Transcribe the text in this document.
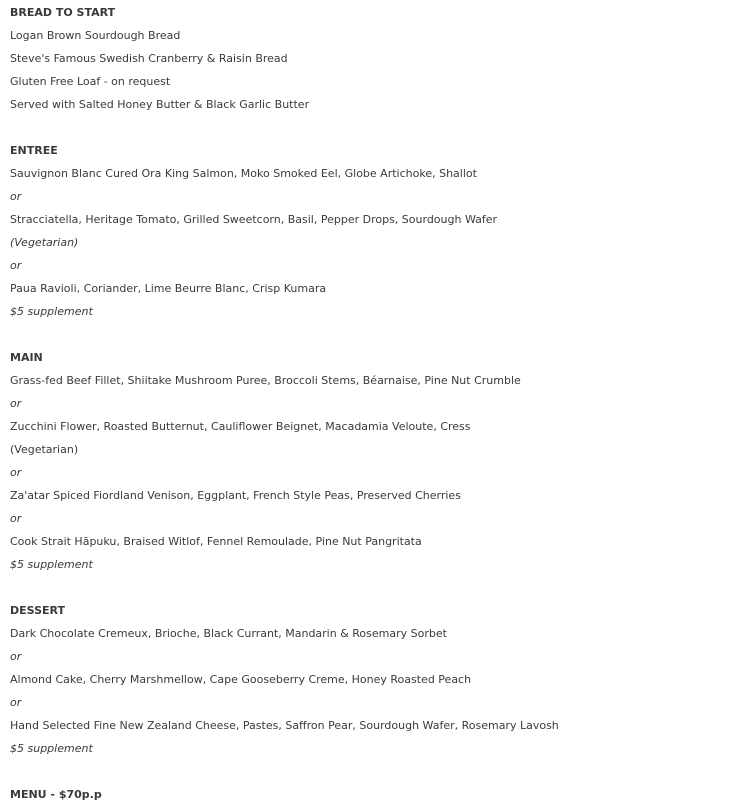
BREAD TO START
Logan Brown Sourdough Bread
Steve's Famous Swedish Cranberry & Raisin Bread
Gluten Free Loaf - on request
Served with Salted Honey Butter & Black Garlic Butter
ENTREE
Sauvignon Blanc Cured Ora King Salmon, Moko Smoked Eel, Globe Artichoke, Shallot
or
Stracciatella, Heritage Tomato, Grilled Sweetcorn, Basil, Pepper Drops, Sourdough Wafer
(Vegetarian)
or
Paua Ravioli, Coriander, Lime Beurre Blanc, Crisp Kumara
$5 supplement
MAIN
Grass-fed Beef Fillet, Shiitake Mushroom Puree, Broccoli Stems, Béarnaise, Pine Nut Crumble
or
Zucchini Flower, Roasted Butternut, Cauliflower Beignet, Macadamia Veloute, Cress
(Vegetarian)
or
Za'atar Spiced Fiordland Venison, Eggplant, French Style Peas, Preserved Cherries
or
Cook Strait Hāpuku, Braised Witlof, Fennel Remoulade, Pine Nut Pangritata
$5 supplement
DESSERT
Dark Chocolate Cremeux, Brioche, Black Currant, Mandarin & Rosemary Sorbet
or
Almond Cake, Cherry Marshmellow, Cape Gooseberry Creme, Honey Roasted Peach
or
Hand Selected Fine New Zealand Cheese, Pastes, Saffron Pear, Sourdough Wafer, Rosemary Lavosh
$5 supplement
MENU - $70p.p
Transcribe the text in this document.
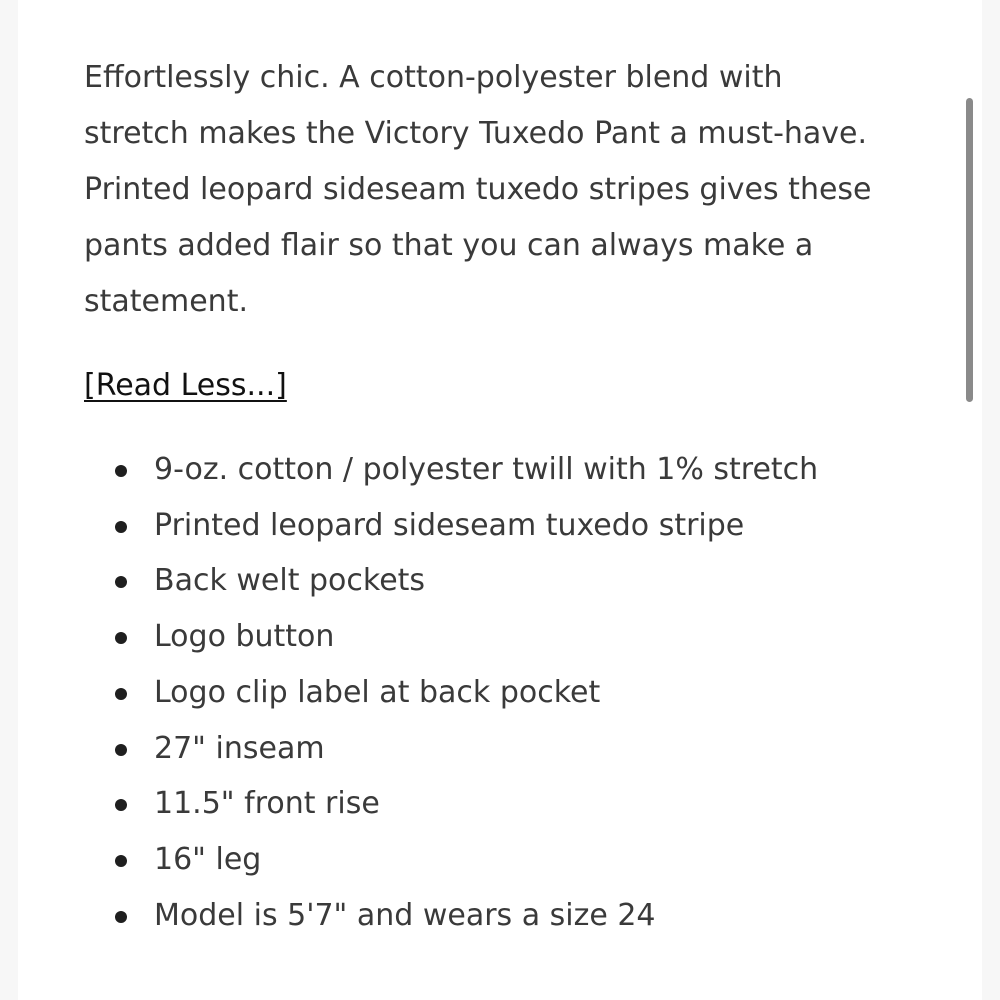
Effortlessly chic. A cotton-polyester blend with
stretch makes the Victory Tuxedo Pant a must-have.
Printed leopard sideseam tuxedo stripes gives these
pants added flair so that you can always make a
statement.

[Read Less...]
9-oz. cotton / polyester twill with 1% stretch
Printed leopard sideseam tuxedo stripe
Back welt pockets
Logo button
Logo clip label at back pocket
27" inseam
11.5" front rise
16" leg
Model is 5'7" and wears a size 24
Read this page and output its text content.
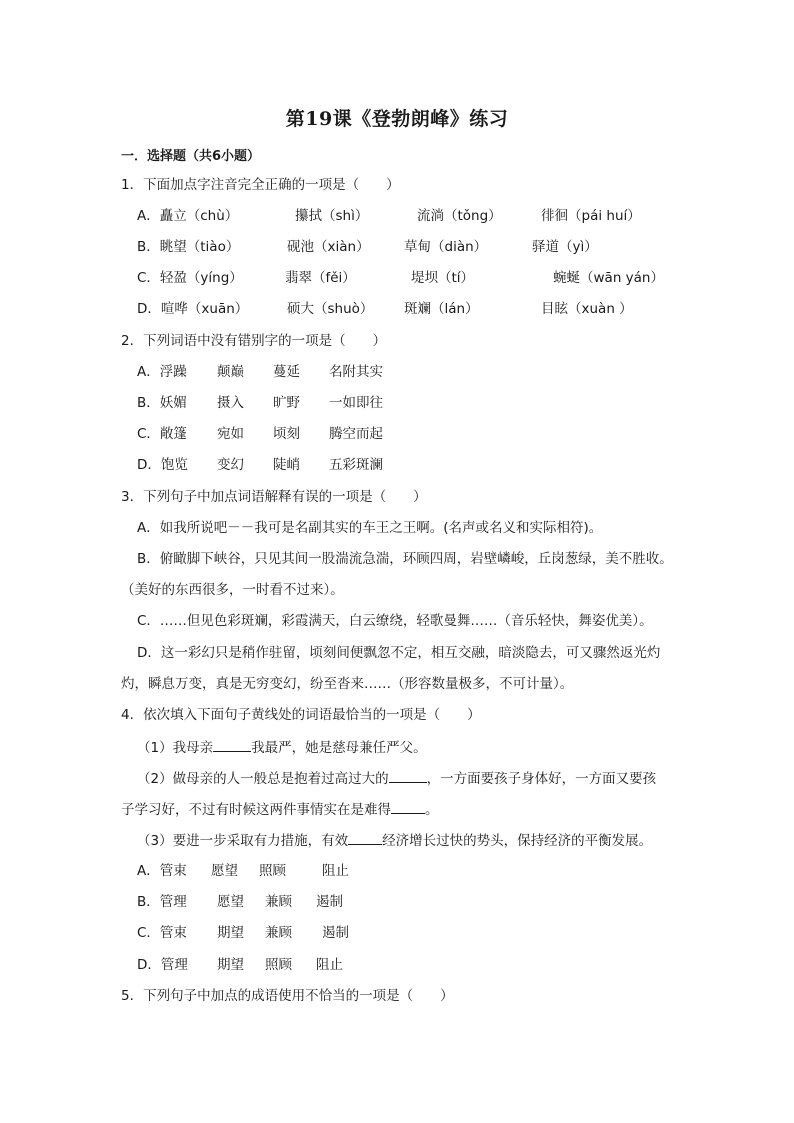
第19课《登勃朗峰》练习
一．选择题（共6小题）
1．下面加点字注音完全正确的一项是（　　）
A．矗立（chù）	攥拭（shì）	流淌（tǒng）	徘徊（pái huí）
B．眺望（tiào）	砚池（xiàn）	草甸（diàn）	驿道（yì）
C．轻盈（yíng）	翡翠（fěi）	堤坝（tí）	蜿蜒（wān yán）
D．喧哗（xuān）	硕大（shuò） 斑斓（lán）	目眩（xuàn ）
2．下列词语中没有错别字的一项是（　　）
A．浮躁 颠巅 蔓延 名附其实
B．妖媚 摄入 旷野 一如即往
C．敞篷 宛如 顷刻 腾空而起
D．饱览 变幻 陡峭 五彩斑澜
3．下列句子中加点词语解释有误的一项是（　　）
A．如我所说吧－－我可是名副其实的车王之王啊。(名声或名义和实际相符)。
B．俯瞰脚下峡谷，只见其间一股湍流急湍，环顾四周，岩壁嶙峻，丘岗葱绿，美不胜收。
（美好的东西很多，一时看不过来）。
C．……但见色彩斑斓，彩霞满天，白云缭绕，轻歌曼舞……（音乐轻快，舞姿优美）。
D．这一彩幻只是稍作驻留，顷刻间便飘忽不定，相互交融，暗淡隐去，可又骤然返光灼
灼，瞬息万变，真是无穷变幻，纷至沓来……（形容数量极多，不可计量）。
4．依次填入下面句子黄线处的词语最恰当的一项是（　　）
（1）我母亲	我最严，她是慈母兼任严父。
（2）做母亲的人一般总是抱着过高过大的	，一方面要孩子身体好，一方面又要孩
子学习好，不过有时候这两件事情实在是难得	。
（3）要进一步采取有力措施，有效	经济增长过快的势头，保持经济的平衡发展。
A．管束 愿望 照顾	阻止
B．管理 愿望 兼顾 遏制
C．管束 期望 兼顾 遏制
D．管理 期望 照顾 阻止
5．下列句子中加点的成语使用不恰当的一项是（　　）
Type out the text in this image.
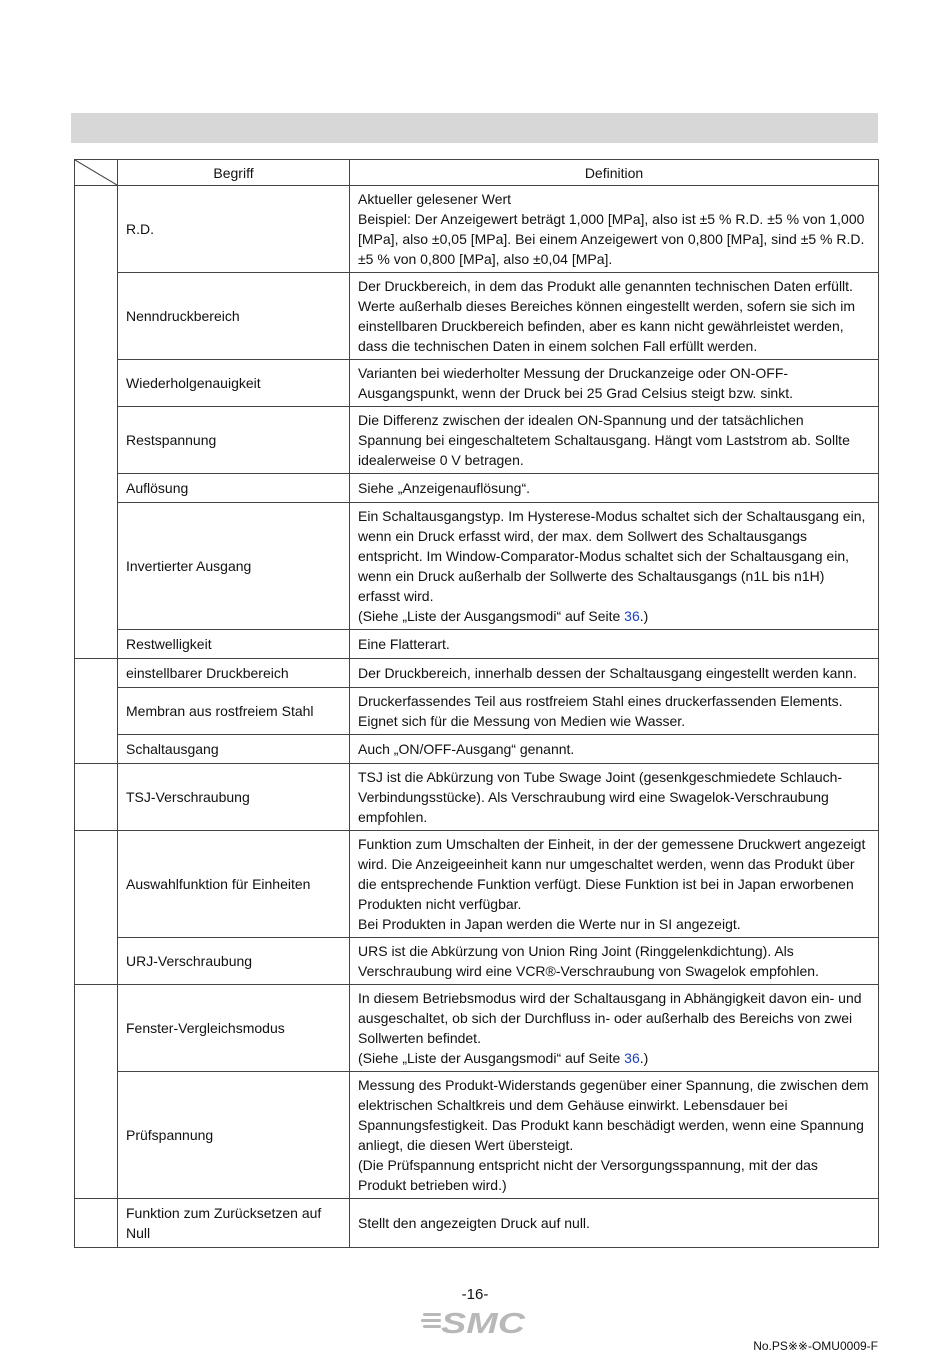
	Begriff	Definition
	R.D.	Aktueller gelesener Wert
Beispiel: Der Anzeigewert beträgt 1,000 [MPa], also ist ±5 % R.D. ±5 % von 1,000 [MPa], also ±0,05 [MPa]. Bei einem Anzeigewert von 0,800 [MPa], sind ±5 % R.D. ±5 % von 0,800 [MPa], also ±0,04 [MPa].

	Nenndruckbereich	Der Druckbereich, in dem das Produkt alle genannten technischen Daten erfüllt. Werte außerhalb dieses Bereiches können eingestellt werden, sofern sie sich im einstellbaren Druckbereich befinden, aber es kann nicht gewährleistet werden, dass die technischen Daten in einem solchen Fall erfüllt werden.

	Wiederholgenauigkeit	Varianten bei wiederholter Messung der Druckanzeige oder ON-OFF-Ausgangspunkt, wenn der Druck bei 25 Grad Celsius steigt bzw. sinkt.

	Restspannung	Die Differenz zwischen der idealen ON-Spannung und der tatsächlichen Spannung bei eingeschaltetem Schaltausgang. Hängt vom Laststrom ab. Sollte idealerweise 0 V betragen.

	Auflösung	Siehe „Anzeigenauflösung“.

	Invertierter Ausgang	Ein Schaltausgangstyp. Im Hysterese-Modus schaltet sich der Schaltausgang ein, wenn ein Druck erfasst wird, der max. dem Sollwert des Schaltausgangs entspricht. Im Window-Comparator-Modus schaltet sich der Schaltausgang ein, wenn ein Druck außerhalb der Sollwerte des Schaltausgangs (n1L bis n1H) erfasst wird.
(Siehe „Liste der Ausgangsmodi“ auf Seite 36.)

	Restwelligkeit	Eine Flatterart.

	einstellbarer Druckbereich	Der Druckbereich, innerhalb dessen der Schaltausgang eingestellt werden kann.

	Membran aus rostfreiem Stahl	Druckerfassendes Teil aus rostfreiem Stahl eines druckerfassenden Elements. Eignet sich für die Messung von Medien wie Wasser.

	Schaltausgang	Auch „ON/OFF-Ausgang“ genannt.

	TSJ-Verschraubung	TSJ ist die Abkürzung von Tube Swage Joint (gesenkgeschmiedete Schlauch-Verbindungsstücke). Als Verschraubung wird eine Swagelok-Verschraubung empfohlen.

	Auswahlfunktion für Einheiten	Funktion zum Umschalten der Einheit, in der der gemessene Druckwert angezeigt wird. Die Anzeigeeinheit kann nur umgeschaltet werden, wenn das Produkt über die entsprechende Funktion verfügt. Diese Funktion ist bei in Japan erworbenen Produkten nicht verfügbar.
Bei Produkten in Japan werden die Werte nur in SI angezeigt.

	URJ-Verschraubung	URS ist die Abkürzung von Union Ring Joint (Ringgelenkdichtung). Als Verschraubung wird eine VCR®-Verschraubung von Swagelok empfohlen.

	Fenster-Vergleichsmodus	In diesem Betriebsmodus wird der Schaltausgang in Abhängigkeit davon ein- und ausgeschaltet, ob sich der Durchfluss in- oder außerhalb des Bereichs von zwei Sollwerten befindet.
(Siehe „Liste der Ausgangsmodi“ auf Seite 36.)

	Prüfspannung	Messung des Produkt-Widerstands gegenüber einer Spannung, die zwischen dem elektrischen Schaltkreis und dem Gehäuse einwirkt. Lebensdauer bei Spannungsfestigkeit. Das Produkt kann beschädigt werden, wenn eine Spannung anliegt, die diesen Wert übersteigt.
(Die Prüfspannung entspricht nicht der Versorgungsspannung, mit der das Produkt betrieben wird.)

	Funktion zum Zurücksetzen auf Null	Stellt den angezeigten Druck auf null.
-16-
SMC
No.PS※※-OMU0009-F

+ + + +

**WHAT IS NEEDED:** Quote every line of the records above exactly; no picture is to be copied.

**RESPONSE TO THIS TASK:**
Transcribe the text in this document.
BREAD TO START
Logan Brown Sourdough Bread
Steve's Famous Swedish Cranberry & Raisin Bread
Gluten Free Loaf - on request
Served with Salted Honey Butter & Black Garlic Butter
ENTREE
Sauvignon Blanc Cured Ora King Salmon, Moko Smoked Eel, Globe Artichoke, Shallot
or
Stracciatella, Heritage Tomato, Grilled Sweetcorn, Basil, Pepper Drops, Sourdough Wafer
(Vegetarian)
or
Paua Ravioli, Coriander, Lime Beurre Blanc, Crisp Kumara
$5 supplement
MAIN
Grass-fed Beef Fillet, Shiitake Mushroom Puree, Broccoli Stems, Béarnaise, Pine Nut Crumble
or
Zucchini Flower, Roasted Butternut, Cauliflower Beignet, Macadamia Veloute, Cress
(Vegetarian)
or
Za'atar Spiced Fiordland Venison, Eggplant, French Style Peas, Preserved Cherries
or
Cook Strait Hāpuku, Braised Witlof, Fennel Remoulade, Pine Nut Pangritata
$5 supplement
DESSERT
Dark Chocolate Cremeux, Brioche, Black Currant, Mandarin & Rosemary Sorbet
or
Almond Cake, Cherry Marshmellow, Cape Gooseberry Creme, Honey Roasted Peach
or
Hand Selected Fine New Zealand Cheese, Pastes, Saffron Pear, Sourdough Wafer, Rosemary Lavosh
$5 supplement
MENU - $70p.p
Transcribe the text in this document.
Effortlessly chic. A cotton-polyester blend with
stretch makes the Victory Tuxedo Pant a must-have.
Printed leopard sideseam tuxedo stripes gives these
pants added flair so that you can always make a
statement.

[Read Less...]
9-oz. cotton / polyester twill with 1% stretch
Printed leopard sideseam tuxedo stripe
Back welt pockets
Logo button
Logo clip label at back pocket
27" inseam
11.5" front rise
16" leg
Model is 5'7" and wears a size 24
Read this page and output its text content.
第19课《登勃朗峰》练习
一．选择题（共6小题）
1．下面加点字注音完全正确的一项是（　　）
A．矗立（chù）	攥拭（shì）	流淌（tǒng）	徘徊（pái huí）
B．眺望（tiào）	砚池（xiàn）	草甸（diàn）	驿道（yì）
C．轻盈（yíng）	翡翠（fěi）	堤坝（tí）	蜿蜒（wān yán）
D．喧哗（xuān）	硕大（shuò） 斑斓（lán）	目眩（xuàn ）
2．下列词语中没有错别字的一项是（　　）
A．浮躁 颠巅 蔓延 名附其实
B．妖媚 摄入 旷野 一如即往
C．敞篷 宛如 顷刻 腾空而起
D．饱览 变幻 陡峭 五彩斑澜
3．下列句子中加点词语解释有误的一项是（　　）
A．如我所说吧－－我可是名副其实的车王之王啊。(名声或名义和实际相符)。
B．俯瞰脚下峡谷，只见其间一股湍流急湍，环顾四周，岩壁嶙峻，丘岗葱绿，美不胜收。
（美好的东西很多，一时看不过来）。
C．……但见色彩斑斓，彩霞满天，白云缭绕，轻歌曼舞……（音乐轻快，舞姿优美）。
D．这一彩幻只是稍作驻留，顷刻间便飘忽不定，相互交融，暗淡隐去，可又骤然返光灼
灼，瞬息万变，真是无穷变幻，纷至沓来……（形容数量极多，不可计量）。
4．依次填入下面句子黄线处的词语最恰当的一项是（　　）
（1）我母亲	我最严，她是慈母兼任严父。
（2）做母亲的人一般总是抱着过高过大的	，一方面要孩子身体好，一方面又要孩
子学习好，不过有时候这两件事情实在是难得	。
（3）要进一步采取有力措施，有效	经济增长过快的势头，保持经济的平衡发展。
A．管束 愿望 照顾	阻止
B．管理 愿望 兼顾 遏制
C．管束 期望 兼顾 遏制
D．管理 期望 照顾 阻止
5．下列句子中加点的成语使用不恰当的一项是（　　）
Type out the text in this image.
	Begriff	Definition
	R.D.	Aktueller gelesener Wert
Beispiel: Der Anzeigewert beträgt 1,000 [MPa], also ist ±5 % R.D. ±5 % von 1,000 [MPa], also ±0,05 [MPa]. Bei einem Anzeigewert von 0,800 [MPa], sind ±5 % R.D. ±5 % von 0,800 [MPa], also ±0,04 [MPa].

	Nenndruckbereich	Der Druckbereich, in dem das Produkt alle genannten technischen Daten erfüllt. Werte außerhalb dieses Bereiches können eingestellt werden, sofern sie sich im einstellbaren Druckbereich befinden, aber es kann nicht gewährleistet werden, dass die technischen Daten in einem solchen Fall erfüllt werden.

	Wiederholgenauigkeit	Varianten bei wiederholter Messung der Druckanzeige oder ON-OFF-Ausgangspunkt, wenn der Druck bei 25 Grad Celsius steigt bzw. sinkt.

	Restspannung	Die Differenz zwischen der idealen ON-Spannung und der tatsächlichen Spannung bei eingeschaltetem Schaltausgang. Hängt vom Laststrom ab. Sollte idealerweise 0 V betragen.

	Auflösung	Siehe „Anzeigenauflösung“.

	Invertierter Ausgang	Ein Schaltausgangstyp. Im Hysterese-Modus schaltet sich der Schaltausgang ein, wenn ein Druck erfasst wird, der max. dem Sollwert des Schaltausgangs entspricht. Im Window-Comparator-Modus schaltet sich der Schaltausgang ein, wenn ein Druck außerhalb der Sollwerte des Schaltausgangs (n1L bis n1H) erfasst wird.
(Siehe „Liste der Ausgangsmodi“ auf Seite 36.)

	Restwelligkeit	Eine Flatterart.

	einstellbarer Druckbereich	Der Druckbereich, innerhalb dessen der Schaltausgang eingestellt werden kann.

	Membran aus rostfreiem Stahl	Druckerfassendes Teil aus rostfreiem Stahl eines druckerfassenden Elements. Eignet sich für die Messung von Medien wie Wasser.

	Schaltausgang	Auch „ON/OFF-Ausgang“ genannt.

	TSJ-Verschraubung	TSJ ist die Abkürzung von Tube Swage Joint (gesenkgeschmiedete Schlauch-Verbindungsstücke). Als Verschraubung wird eine Swagelok-Verschraubung empfohlen.

	Auswahlfunktion für Einheiten	Funktion zum Umschalten der Einheit, in der der gemessene Druckwert angezeigt wird. Die Anzeigeeinheit kann nur umgeschaltet werden, wenn das Produkt über die entsprechende Funktion verfügt. Diese Funktion ist bei in Japan erworbenen Produkten nicht verfügbar.
Bei Produkten in Japan werden die Werte nur in SI angezeigt.

	URJ-Verschraubung	URS ist die Abkürzung von Union Ring Joint (Ringgelenkdichtung). Als Verschraubung wird eine VCR®-Verschraubung von Swagelok empfohlen.

	Fenster-Vergleichsmodus	In diesem Betriebsmodus wird der Schaltausgang in Abhängigkeit davon ein- und ausgeschaltet, ob sich der Durchfluss in- oder außerhalb des Bereichs von zwei Sollwerten befindet.
(Siehe „Liste der Ausgangsmodi“ auf Seite 36.)

	Prüfspannung	Messung des Produkt-Widerstands gegenüber einer Spannung, die zwischen dem elektrischen Schaltkreis und dem Gehäuse einwirkt. Lebensdauer bei Spannungsfestigkeit. Das Produkt kann beschädigt werden, wenn eine Spannung anliegt, die diesen Wert übersteigt.
(Die Prüfspannung entspricht nicht der Versorgungsspannung, mit der das Produkt betrieben wird.)

	Funktion zum Zurücksetzen auf Null	Stellt den angezeigten Druck auf null.
-16-
SMC
No.PS※※-OMU0009-F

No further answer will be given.